> _LISTED ENTRIES_:
______________________________

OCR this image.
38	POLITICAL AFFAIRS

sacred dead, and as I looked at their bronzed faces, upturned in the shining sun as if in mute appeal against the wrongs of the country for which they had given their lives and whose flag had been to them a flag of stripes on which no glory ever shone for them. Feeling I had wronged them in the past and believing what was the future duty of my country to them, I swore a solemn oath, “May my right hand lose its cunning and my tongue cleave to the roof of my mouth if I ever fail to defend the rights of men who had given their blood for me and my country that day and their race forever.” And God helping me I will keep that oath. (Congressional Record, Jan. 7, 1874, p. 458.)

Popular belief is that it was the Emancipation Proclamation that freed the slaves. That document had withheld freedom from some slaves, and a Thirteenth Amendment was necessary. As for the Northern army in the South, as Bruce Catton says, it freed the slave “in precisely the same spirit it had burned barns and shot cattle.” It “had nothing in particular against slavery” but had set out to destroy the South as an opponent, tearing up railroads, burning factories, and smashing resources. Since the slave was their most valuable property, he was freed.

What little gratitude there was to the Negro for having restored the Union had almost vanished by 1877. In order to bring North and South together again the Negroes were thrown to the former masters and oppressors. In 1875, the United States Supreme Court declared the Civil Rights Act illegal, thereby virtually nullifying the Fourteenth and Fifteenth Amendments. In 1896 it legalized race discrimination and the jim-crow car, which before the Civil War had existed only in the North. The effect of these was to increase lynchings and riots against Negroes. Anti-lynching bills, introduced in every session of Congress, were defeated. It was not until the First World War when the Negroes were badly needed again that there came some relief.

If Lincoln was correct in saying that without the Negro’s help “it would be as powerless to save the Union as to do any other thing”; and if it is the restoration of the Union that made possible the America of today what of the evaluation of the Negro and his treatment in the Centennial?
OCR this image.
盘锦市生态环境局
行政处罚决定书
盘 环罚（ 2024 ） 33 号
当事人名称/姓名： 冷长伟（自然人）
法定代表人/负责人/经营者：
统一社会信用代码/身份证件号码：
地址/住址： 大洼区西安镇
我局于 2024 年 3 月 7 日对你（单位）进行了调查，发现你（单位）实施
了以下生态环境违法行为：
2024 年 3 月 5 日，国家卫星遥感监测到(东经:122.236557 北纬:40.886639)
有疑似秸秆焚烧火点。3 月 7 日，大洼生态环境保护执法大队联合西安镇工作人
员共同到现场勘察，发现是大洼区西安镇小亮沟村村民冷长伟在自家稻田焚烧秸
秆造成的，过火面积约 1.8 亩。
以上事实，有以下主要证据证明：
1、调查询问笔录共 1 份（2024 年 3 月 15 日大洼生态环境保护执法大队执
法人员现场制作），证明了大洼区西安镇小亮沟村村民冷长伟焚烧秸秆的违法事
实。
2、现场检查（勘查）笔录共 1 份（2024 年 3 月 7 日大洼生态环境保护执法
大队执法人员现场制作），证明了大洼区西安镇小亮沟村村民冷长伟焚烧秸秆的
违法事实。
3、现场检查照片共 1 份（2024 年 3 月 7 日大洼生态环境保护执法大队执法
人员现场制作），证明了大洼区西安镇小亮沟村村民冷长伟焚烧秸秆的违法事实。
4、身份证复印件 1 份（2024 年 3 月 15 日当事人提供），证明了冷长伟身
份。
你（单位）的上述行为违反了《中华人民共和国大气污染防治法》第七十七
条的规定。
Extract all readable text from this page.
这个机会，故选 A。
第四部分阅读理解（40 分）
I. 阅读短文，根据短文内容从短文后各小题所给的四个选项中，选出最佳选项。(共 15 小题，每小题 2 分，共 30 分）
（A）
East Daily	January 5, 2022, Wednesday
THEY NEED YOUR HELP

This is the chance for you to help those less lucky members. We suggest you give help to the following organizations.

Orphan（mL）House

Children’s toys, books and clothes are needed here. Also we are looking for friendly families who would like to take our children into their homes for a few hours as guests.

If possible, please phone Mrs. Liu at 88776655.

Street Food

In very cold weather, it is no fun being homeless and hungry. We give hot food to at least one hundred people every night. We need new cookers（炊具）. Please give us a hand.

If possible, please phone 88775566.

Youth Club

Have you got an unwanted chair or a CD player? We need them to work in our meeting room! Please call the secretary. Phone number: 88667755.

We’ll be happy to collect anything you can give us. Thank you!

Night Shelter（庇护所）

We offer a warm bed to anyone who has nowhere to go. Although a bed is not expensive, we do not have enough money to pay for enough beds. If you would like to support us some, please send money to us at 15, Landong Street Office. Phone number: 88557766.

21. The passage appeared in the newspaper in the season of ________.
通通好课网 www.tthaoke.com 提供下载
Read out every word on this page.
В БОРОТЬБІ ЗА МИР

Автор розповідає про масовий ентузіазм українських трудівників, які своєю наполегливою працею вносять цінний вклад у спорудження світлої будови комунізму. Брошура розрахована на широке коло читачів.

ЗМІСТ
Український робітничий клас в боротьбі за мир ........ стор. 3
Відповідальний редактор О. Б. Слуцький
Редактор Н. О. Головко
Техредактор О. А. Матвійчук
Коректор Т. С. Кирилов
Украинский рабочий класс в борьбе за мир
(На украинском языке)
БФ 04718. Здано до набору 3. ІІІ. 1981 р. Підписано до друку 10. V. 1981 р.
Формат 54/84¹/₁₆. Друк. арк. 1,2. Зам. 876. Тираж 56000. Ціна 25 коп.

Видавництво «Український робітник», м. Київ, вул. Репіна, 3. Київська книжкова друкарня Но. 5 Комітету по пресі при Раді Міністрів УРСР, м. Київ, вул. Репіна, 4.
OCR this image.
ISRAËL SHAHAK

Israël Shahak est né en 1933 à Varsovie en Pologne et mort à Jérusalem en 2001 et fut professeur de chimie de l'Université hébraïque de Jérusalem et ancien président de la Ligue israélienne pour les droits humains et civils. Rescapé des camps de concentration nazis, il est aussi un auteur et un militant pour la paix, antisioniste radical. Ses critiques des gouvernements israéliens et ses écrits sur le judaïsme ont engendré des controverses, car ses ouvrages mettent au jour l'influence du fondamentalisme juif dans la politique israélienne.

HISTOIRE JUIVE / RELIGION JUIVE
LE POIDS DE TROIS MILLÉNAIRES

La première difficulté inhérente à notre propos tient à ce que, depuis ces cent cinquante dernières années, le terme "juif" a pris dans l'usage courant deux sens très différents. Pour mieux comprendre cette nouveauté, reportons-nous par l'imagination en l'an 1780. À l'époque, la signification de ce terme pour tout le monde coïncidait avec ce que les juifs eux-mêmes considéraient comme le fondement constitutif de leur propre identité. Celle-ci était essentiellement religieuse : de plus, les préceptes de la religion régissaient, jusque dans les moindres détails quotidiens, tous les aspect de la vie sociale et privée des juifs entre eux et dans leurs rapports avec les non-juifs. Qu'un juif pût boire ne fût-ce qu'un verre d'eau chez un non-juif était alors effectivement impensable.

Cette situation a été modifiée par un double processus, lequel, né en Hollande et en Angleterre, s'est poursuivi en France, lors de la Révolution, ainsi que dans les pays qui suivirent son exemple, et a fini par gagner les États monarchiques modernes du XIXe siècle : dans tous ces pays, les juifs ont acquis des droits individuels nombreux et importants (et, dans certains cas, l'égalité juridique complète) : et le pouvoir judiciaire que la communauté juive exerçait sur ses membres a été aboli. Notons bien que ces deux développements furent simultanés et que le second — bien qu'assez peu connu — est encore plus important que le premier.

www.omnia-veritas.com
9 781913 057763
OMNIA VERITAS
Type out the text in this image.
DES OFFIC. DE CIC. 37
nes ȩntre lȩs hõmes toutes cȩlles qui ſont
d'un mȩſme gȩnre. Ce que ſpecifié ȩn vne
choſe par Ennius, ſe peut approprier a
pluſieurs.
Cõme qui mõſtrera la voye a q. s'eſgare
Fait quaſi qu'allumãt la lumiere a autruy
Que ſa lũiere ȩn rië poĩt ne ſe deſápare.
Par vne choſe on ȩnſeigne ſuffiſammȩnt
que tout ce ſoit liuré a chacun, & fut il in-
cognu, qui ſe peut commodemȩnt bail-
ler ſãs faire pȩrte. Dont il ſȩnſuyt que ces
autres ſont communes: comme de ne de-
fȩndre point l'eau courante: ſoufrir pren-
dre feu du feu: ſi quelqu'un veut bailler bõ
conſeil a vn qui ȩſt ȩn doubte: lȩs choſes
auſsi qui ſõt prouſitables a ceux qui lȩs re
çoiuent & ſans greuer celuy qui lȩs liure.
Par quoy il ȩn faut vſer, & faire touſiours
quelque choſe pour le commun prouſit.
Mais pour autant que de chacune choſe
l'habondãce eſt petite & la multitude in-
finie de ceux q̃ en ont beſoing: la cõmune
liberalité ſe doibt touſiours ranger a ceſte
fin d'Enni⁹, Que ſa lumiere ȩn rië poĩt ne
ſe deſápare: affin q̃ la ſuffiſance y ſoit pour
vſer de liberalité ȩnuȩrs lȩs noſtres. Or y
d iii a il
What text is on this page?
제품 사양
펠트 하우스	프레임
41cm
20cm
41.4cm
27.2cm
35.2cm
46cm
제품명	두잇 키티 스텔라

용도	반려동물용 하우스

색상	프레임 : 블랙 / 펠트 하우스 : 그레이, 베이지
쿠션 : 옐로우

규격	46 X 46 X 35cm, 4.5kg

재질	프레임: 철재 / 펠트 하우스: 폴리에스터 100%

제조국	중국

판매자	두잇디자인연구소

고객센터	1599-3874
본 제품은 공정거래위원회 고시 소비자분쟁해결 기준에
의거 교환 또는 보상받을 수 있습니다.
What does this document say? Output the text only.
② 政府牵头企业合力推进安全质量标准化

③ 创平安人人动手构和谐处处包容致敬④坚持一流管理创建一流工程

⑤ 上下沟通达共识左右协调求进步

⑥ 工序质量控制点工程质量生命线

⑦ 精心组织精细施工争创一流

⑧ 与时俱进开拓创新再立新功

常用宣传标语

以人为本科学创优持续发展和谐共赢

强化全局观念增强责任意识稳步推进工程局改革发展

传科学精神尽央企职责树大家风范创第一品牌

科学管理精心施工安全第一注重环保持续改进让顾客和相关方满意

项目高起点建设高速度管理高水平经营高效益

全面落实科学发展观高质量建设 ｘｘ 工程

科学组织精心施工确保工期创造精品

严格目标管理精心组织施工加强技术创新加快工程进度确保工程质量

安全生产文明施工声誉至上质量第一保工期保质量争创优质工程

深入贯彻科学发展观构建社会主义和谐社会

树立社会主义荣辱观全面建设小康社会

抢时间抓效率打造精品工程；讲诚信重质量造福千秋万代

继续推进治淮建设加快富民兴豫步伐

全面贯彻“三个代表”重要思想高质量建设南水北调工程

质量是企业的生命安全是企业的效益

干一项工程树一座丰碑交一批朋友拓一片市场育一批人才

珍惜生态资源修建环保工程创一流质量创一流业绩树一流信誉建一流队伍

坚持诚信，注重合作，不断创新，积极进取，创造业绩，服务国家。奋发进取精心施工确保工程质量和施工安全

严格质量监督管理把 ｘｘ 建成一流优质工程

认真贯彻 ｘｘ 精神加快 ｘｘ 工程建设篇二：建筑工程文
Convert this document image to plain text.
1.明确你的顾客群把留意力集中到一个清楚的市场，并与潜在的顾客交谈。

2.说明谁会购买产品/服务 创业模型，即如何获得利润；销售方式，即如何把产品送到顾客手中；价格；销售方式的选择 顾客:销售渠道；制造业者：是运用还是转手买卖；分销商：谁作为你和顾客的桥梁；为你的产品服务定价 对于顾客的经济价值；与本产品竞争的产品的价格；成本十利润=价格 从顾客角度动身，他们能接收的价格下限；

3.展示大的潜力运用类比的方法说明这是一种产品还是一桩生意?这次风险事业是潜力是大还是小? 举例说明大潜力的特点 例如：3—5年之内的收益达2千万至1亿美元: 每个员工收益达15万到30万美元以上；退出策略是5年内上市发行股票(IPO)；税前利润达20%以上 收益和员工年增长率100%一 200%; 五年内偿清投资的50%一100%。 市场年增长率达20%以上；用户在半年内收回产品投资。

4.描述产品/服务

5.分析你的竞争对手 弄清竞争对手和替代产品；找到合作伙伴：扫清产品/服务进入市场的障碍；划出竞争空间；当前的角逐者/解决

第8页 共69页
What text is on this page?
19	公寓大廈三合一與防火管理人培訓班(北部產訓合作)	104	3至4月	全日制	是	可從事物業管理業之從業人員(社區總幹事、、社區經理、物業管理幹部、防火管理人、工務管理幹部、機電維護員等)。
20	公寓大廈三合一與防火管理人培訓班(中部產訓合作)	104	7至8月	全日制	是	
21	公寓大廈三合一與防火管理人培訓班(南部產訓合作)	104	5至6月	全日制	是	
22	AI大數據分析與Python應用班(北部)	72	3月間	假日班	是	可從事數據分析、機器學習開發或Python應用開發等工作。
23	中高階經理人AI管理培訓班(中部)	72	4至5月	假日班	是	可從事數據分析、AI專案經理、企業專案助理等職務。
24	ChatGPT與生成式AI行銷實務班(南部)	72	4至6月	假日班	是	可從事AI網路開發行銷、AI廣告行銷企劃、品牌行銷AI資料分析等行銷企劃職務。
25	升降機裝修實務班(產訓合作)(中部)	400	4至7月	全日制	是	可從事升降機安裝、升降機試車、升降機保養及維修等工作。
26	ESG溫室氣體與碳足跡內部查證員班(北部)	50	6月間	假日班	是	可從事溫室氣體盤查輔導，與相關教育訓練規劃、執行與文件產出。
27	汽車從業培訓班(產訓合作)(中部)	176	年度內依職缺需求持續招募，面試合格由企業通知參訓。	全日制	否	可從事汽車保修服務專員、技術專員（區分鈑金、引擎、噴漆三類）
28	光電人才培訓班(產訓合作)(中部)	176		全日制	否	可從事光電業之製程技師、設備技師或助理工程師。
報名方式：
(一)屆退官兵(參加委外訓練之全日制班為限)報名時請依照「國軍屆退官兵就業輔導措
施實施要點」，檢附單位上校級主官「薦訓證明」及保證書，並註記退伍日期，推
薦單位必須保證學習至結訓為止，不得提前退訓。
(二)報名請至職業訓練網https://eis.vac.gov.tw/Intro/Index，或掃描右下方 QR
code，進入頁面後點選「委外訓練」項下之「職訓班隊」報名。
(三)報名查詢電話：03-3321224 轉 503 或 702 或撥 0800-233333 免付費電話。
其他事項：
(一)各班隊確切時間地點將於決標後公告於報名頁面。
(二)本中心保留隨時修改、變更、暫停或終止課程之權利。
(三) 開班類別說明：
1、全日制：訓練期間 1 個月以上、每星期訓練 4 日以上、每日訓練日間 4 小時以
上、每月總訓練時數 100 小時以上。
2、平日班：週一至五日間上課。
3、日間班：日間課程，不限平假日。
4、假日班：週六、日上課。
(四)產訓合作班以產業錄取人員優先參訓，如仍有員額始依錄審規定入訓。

______________________________

Working from the entries above, return all lines that contain "公寓大廈三合一與防火管理人培訓班".

19	公寓大廈三合一與防火管理人培訓班(北部產訓合作)	104	3至4月	全日制	是	可從事物業管理業之從業人員(社區總幹事、、社區經理、物業管理幹部、防火管理人、工務管理幹部、機電維護員等)。
20	公寓大廈三合一與防火管理人培訓班(中部產訓合作)	104	7至8月	全日制	是	
21	公寓大廈三合一與防火管理人培訓班(南部產訓合作)	104	5至6月	全日制	是	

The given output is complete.